** begin **
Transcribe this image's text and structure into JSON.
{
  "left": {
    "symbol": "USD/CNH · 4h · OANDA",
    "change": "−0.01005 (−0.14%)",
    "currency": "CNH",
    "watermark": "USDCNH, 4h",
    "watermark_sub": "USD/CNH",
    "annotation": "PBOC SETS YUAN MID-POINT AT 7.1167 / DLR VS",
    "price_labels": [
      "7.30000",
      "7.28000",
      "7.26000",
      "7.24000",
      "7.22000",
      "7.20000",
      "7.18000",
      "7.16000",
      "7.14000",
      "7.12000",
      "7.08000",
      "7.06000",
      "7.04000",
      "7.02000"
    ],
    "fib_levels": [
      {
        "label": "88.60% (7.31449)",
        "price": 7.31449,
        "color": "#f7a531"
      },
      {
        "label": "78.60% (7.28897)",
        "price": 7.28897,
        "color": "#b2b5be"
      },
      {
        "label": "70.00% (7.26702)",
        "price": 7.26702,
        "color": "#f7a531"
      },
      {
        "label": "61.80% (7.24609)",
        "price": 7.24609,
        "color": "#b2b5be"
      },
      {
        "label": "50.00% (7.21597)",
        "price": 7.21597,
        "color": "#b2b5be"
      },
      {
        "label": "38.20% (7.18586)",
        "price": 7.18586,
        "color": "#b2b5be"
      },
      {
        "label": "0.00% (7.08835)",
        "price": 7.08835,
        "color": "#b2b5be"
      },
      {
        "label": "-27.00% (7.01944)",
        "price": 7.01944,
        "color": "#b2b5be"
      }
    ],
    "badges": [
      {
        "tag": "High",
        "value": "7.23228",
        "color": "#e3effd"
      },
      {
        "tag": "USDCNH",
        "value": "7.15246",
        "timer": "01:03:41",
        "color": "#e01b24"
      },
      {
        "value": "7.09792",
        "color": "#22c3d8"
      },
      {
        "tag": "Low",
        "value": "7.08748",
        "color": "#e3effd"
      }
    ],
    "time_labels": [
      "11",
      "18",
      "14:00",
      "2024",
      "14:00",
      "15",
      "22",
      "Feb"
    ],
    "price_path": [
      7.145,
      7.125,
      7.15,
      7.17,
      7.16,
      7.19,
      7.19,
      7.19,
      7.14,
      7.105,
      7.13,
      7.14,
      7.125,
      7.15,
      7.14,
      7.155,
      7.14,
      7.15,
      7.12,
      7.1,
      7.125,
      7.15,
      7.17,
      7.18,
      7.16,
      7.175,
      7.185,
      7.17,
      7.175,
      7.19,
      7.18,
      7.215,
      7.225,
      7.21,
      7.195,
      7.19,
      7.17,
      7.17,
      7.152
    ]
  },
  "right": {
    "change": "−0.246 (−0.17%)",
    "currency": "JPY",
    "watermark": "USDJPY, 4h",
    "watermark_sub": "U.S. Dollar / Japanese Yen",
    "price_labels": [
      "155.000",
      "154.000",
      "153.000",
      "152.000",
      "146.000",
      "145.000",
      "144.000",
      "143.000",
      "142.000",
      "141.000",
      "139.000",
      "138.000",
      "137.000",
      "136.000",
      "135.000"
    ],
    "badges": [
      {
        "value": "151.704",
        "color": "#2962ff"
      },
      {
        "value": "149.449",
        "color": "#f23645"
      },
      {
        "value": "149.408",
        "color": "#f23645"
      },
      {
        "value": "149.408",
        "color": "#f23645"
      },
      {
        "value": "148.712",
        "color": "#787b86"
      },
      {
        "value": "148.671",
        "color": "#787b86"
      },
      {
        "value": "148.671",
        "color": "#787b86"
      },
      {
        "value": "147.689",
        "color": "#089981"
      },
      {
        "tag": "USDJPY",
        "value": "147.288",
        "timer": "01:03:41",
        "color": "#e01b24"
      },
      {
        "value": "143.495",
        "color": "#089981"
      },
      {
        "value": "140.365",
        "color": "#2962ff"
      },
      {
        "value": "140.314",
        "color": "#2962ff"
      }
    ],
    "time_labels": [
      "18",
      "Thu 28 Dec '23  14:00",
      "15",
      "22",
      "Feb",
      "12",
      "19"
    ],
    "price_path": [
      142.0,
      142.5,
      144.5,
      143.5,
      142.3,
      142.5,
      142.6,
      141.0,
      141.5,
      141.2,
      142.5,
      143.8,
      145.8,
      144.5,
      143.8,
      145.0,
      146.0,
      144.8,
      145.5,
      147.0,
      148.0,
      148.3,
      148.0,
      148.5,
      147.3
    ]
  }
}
** end **
● **PROBLEM DETAILS**
Copy out all of the records shown above exactly.

● **RESULT OF THIS TASK**
Transcribe this image's text and structure into JSON.
{
  "left": {
    "symbol": "USD/CNH · 4h · OANDA",
    "change": "−0.01005 (−0.14%)",
    "currency": "CNH",
    "watermark": "USDCNH, 4h",
    "watermark_sub": "USD/CNH",
    "annotation": "PBOC SETS YUAN MID-POINT AT 7.1167 / DLR VS",
    "price_labels": [
      "7.30000",
      "7.28000",
      "7.26000",
      "7.24000",
      "7.22000",
      "7.20000",
      "7.18000",
      "7.16000",
      "7.14000",
      "7.12000",
      "7.08000",
      "7.06000",
      "7.04000",
      "7.02000"
    ],
    "fib_levels": [
      {
        "label": "88.60% (7.31449)",
        "price": 7.31449,
        "color": "#f7a531"
      },
      {
        "label": "78.60% (7.28897)",
        "price": 7.28897,
        "color": "#b2b5be"
      },
      {
        "label": "70.00% (7.26702)",
        "price": 7.26702,
        "color": "#f7a531"
      },
      {
        "label": "61.80% (7.24609)",
        "price": 7.24609,
        "color": "#b2b5be"
      },
      {
        "label": "50.00% (7.21597)",
        "price": 7.21597,
        "color": "#b2b5be"
      },
      {
        "label": "38.20% (7.18586)",
        "price": 7.18586,
        "color": "#b2b5be"
      },
      {
        "label": "0.00% (7.08835)",
        "price": 7.08835,
        "color": "#b2b5be"
      },
      {
        "label": "-27.00% (7.01944)",
        "price": 7.01944,
        "color": "#b2b5be"
      }
    ],
    "badges": [
      {
        "tag": "High",
        "value": "7.23228",
        "color": "#e3effd"
      },
      {
        "tag": "USDCNH",
        "value": "7.15246",
        "timer": "01:03:41",
        "color": "#e01b24"
      },
      {
        "value": "7.09792",
        "color": "#22c3d8"
      },
      {
        "tag": "Low",
        "value": "7.08748",
        "color": "#e3effd"
      }
    ],
    "time_labels": [
      "11",
      "18",
      "14:00",
      "2024",
      "14:00",
      "15",
      "22",
      "Feb"
    ],
    "price_path": [
      7.145,
      7.125,
      7.15,
      7.17,
      7.16,
      7.19,
      7.19,
      7.19,
      7.14,
      7.105,
      7.13,
      7.14,
      7.125,
      7.15,
      7.14,
      7.155,
      7.14,
      7.15,
      7.12,
      7.1,
      7.125,
      7.15,
      7.17,
      7.18,
      7.16,
      7.175,
      7.185,
      7.17,
      7.175,
      7.19,
      7.18,
      7.215,
      7.225,
      7.21,
      7.195,
      7.19,
      7.17,
      7.17,
      7.152
    ]
  },
  "right": {
    "change": "−0.246 (−0.17%)",
    "currency": "JPY",
    "watermark": "USDJPY, 4h",
    "watermark_sub": "U.S. Dollar / Japanese Yen",
    "price_labels": [
      "155.000",
      "154.000",
      "153.000",
      "152.000",
      "146.000",
      "145.000",
      "144.000",
      "143.000",
      "142.000",
      "141.000",
      "139.000",
      "138.000",
      "137.000",
      "136.000",
      "135.000"
    ],
    "badges": [
      {
        "value": "151.704",
        "color": "#2962ff"
      },
      {
        "value": "149.449",
        "color": "#f23645"
      },
      {
        "value": "149.408",
        "color": "#f23645"
      },
      {
        "value": "149.408",
        "color": "#f23645"
      },
      {
        "value": "148.712",
        "color": "#787b86"
      },
      {
        "value": "148.671",
        "color": "#787b86"
      },
      {
        "value": "148.671",
        "color": "#787b86"
      },
      {
        "value": "147.689",
        "color": "#089981"
      },
      {
        "tag": "USDJPY",
        "value": "147.288",
        "timer": "01:03:41",
        "color": "#e01b24"
      },
      {
        "value": "143.495",
        "color": "#089981"
      },
      {
        "value": "140.365",
        "color": "#2962ff"
      },
      {
        "value": "140.314",
        "color": "#2962ff"
      }
    ],
    "time_labels": [
      "18",
      "Thu 28 Dec '23  14:00",
      "15",
      "22",
      "Feb",
      "12",
      "19"
    ],
    "price_path": [
      142.0,
      142.5,
      144.5,
      143.5,
      142.3,
      142.5,
      142.6,
      141.0,
      141.5,
      141.2,
      142.5,
      143.8,
      145.8,
      144.5,
      143.8,
      145.0,
      146.0,
      144.8,
      145.5,
      147.0,
      148.0,
      148.3,
      148.0,
      148.5,
      147.3
    ]
  }
}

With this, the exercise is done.